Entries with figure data
========

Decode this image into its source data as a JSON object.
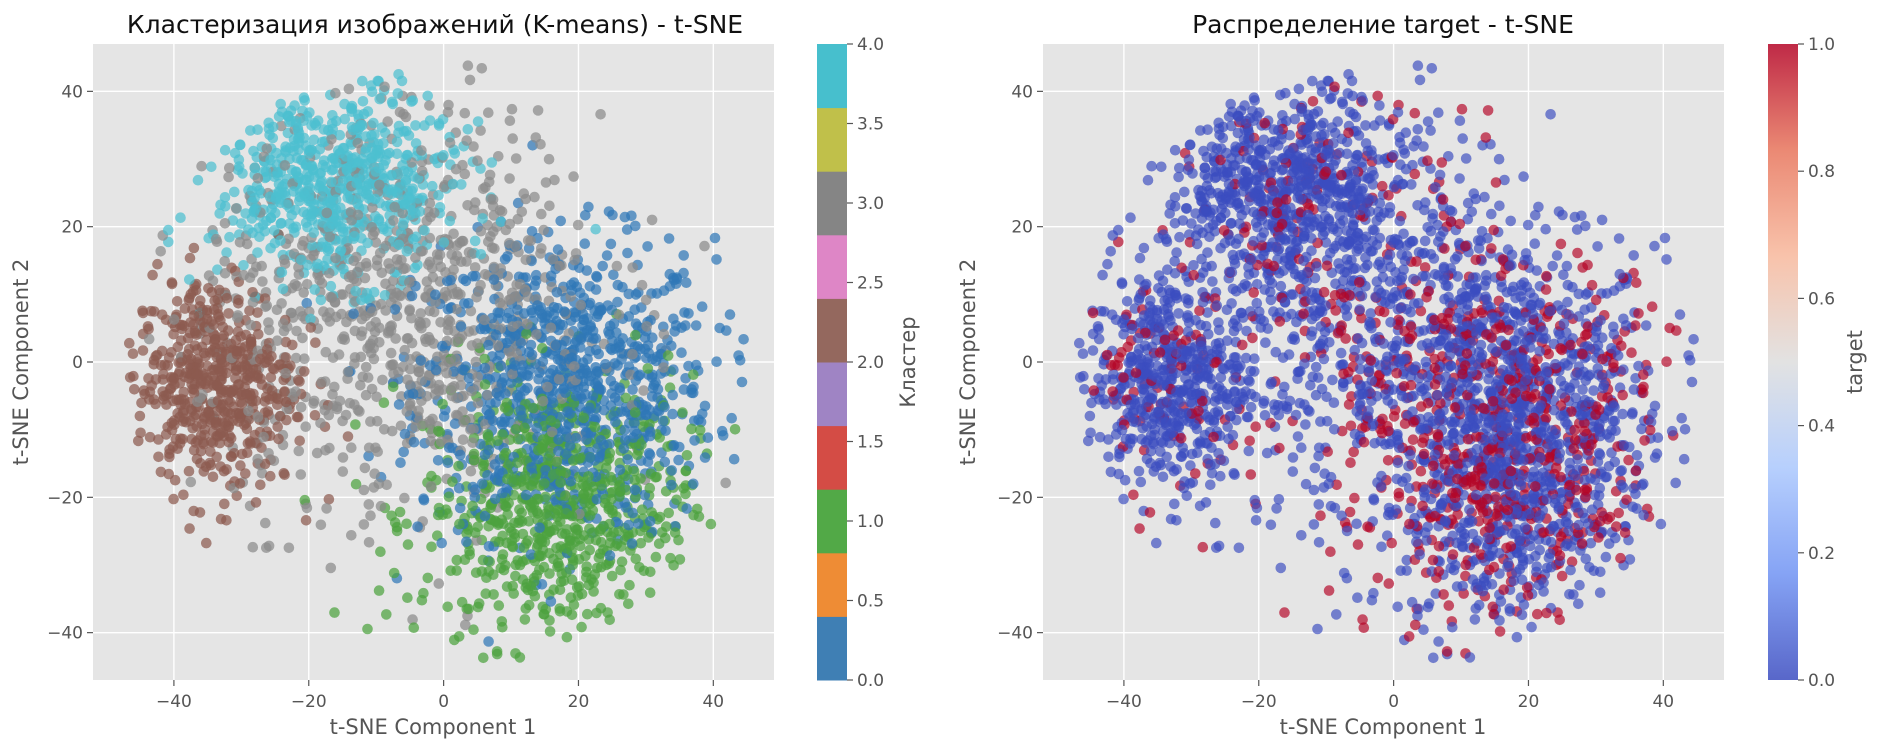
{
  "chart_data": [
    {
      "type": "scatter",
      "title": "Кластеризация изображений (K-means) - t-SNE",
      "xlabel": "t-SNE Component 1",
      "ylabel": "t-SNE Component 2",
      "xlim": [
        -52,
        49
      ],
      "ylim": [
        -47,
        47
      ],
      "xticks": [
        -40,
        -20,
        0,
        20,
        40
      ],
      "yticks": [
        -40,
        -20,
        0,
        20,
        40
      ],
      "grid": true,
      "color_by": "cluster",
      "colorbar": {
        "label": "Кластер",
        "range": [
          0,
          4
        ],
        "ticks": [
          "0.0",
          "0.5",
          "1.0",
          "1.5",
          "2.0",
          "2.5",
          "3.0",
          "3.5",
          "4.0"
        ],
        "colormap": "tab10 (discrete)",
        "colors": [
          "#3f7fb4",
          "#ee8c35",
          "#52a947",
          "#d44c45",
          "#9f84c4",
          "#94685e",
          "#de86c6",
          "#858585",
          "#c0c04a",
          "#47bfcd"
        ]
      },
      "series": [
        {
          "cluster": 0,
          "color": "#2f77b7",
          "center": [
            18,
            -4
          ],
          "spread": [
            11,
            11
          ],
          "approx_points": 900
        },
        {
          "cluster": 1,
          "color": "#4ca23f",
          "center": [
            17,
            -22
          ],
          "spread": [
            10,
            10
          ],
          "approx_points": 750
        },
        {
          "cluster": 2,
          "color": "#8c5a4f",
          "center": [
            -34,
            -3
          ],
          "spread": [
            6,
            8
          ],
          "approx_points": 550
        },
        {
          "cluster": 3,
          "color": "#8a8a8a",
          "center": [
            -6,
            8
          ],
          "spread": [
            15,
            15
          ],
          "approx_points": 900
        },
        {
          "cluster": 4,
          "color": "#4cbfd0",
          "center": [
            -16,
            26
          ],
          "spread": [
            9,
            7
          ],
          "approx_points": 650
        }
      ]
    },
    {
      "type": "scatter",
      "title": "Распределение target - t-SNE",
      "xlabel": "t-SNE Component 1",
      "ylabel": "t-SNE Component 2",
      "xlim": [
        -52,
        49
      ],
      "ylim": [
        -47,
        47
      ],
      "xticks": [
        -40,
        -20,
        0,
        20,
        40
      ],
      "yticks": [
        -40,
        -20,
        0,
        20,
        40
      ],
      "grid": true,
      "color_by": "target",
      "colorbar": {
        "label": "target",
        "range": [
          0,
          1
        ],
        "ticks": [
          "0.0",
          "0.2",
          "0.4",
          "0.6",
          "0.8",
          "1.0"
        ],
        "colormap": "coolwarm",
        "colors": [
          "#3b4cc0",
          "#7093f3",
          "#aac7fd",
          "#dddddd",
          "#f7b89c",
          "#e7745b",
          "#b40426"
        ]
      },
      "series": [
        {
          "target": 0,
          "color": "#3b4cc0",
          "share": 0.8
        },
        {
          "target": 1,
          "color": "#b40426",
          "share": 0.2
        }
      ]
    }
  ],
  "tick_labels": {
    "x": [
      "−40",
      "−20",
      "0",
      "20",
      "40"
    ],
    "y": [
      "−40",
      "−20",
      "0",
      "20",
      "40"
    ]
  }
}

========

**Objective**:
Pictures are excluded; copy all other data exactly as shown.

**Answer to this exercise**:
Decode this image into its source data as a JSON object.
{
  "chart_data": [
    {
      "type": "scatter",
      "title": "Кластеризация изображений (K-means) - t-SNE",
      "xlabel": "t-SNE Component 1",
      "ylabel": "t-SNE Component 2",
      "xlim": [
        -52,
        49
      ],
      "ylim": [
        -47,
        47
      ],
      "xticks": [
        -40,
        -20,
        0,
        20,
        40
      ],
      "yticks": [
        -40,
        -20,
        0,
        20,
        40
      ],
      "grid": true,
      "color_by": "cluster",
      "colorbar": {
        "label": "Кластер",
        "range": [
          0,
          4
        ],
        "ticks": [
          "0.0",
          "0.5",
          "1.0",
          "1.5",
          "2.0",
          "2.5",
          "3.0",
          "3.5",
          "4.0"
        ],
        "colormap": "tab10 (discrete)",
        "colors": [
          "#3f7fb4",
          "#ee8c35",
          "#52a947",
          "#d44c45",
          "#9f84c4",
          "#94685e",
          "#de86c6",
          "#858585",
          "#c0c04a",
          "#47bfcd"
        ]
      },
      "series": [
        {
          "cluster": 0,
          "color": "#2f77b7",
          "center": [
            18,
            -4
          ],
          "spread": [
            11,
            11
          ],
          "approx_points": 900
        },
        {
          "cluster": 1,
          "color": "#4ca23f",
          "center": [
            17,
            -22
          ],
          "spread": [
            10,
            10
          ],
          "approx_points": 750
        },
        {
          "cluster": 2,
          "color": "#8c5a4f",
          "center": [
            -34,
            -3
          ],
          "spread": [
            6,
            8
          ],
          "approx_points": 550
        },
        {
          "cluster": 3,
          "color": "#8a8a8a",
          "center": [
            -6,
            8
          ],
          "spread": [
            15,
            15
          ],
          "approx_points": 900
        },
        {
          "cluster": 4,
          "color": "#4cbfd0",
          "center": [
            -16,
            26
          ],
          "spread": [
            9,
            7
          ],
          "approx_points": 650
        }
      ]
    },
    {
      "type": "scatter",
      "title": "Распределение target - t-SNE",
      "xlabel": "t-SNE Component 1",
      "ylabel": "t-SNE Component 2",
      "xlim": [
        -52,
        49
      ],
      "ylim": [
        -47,
        47
      ],
      "xticks": [
        -40,
        -20,
        0,
        20,
        40
      ],
      "yticks": [
        -40,
        -20,
        0,
        20,
        40
      ],
      "grid": true,
      "color_by": "target",
      "colorbar": {
        "label": "target",
        "range": [
          0,
          1
        ],
        "ticks": [
          "0.0",
          "0.2",
          "0.4",
          "0.6",
          "0.8",
          "1.0"
        ],
        "colormap": "coolwarm",
        "colors": [
          "#3b4cc0",
          "#7093f3",
          "#aac7fd",
          "#dddddd",
          "#f7b89c",
          "#e7745b",
          "#b40426"
        ]
      },
      "series": [
        {
          "target": 0,
          "color": "#3b4cc0",
          "share": 0.8
        },
        {
          "target": 1,
          "color": "#b40426",
          "share": 0.2
        }
      ]
    }
  ],
  "tick_labels": {
    "x": [
      "−40",
      "−20",
      "0",
      "20",
      "40"
    ],
    "y": [
      "−40",
      "−20",
      "0",
      "20",
      "40"
    ]
  }
}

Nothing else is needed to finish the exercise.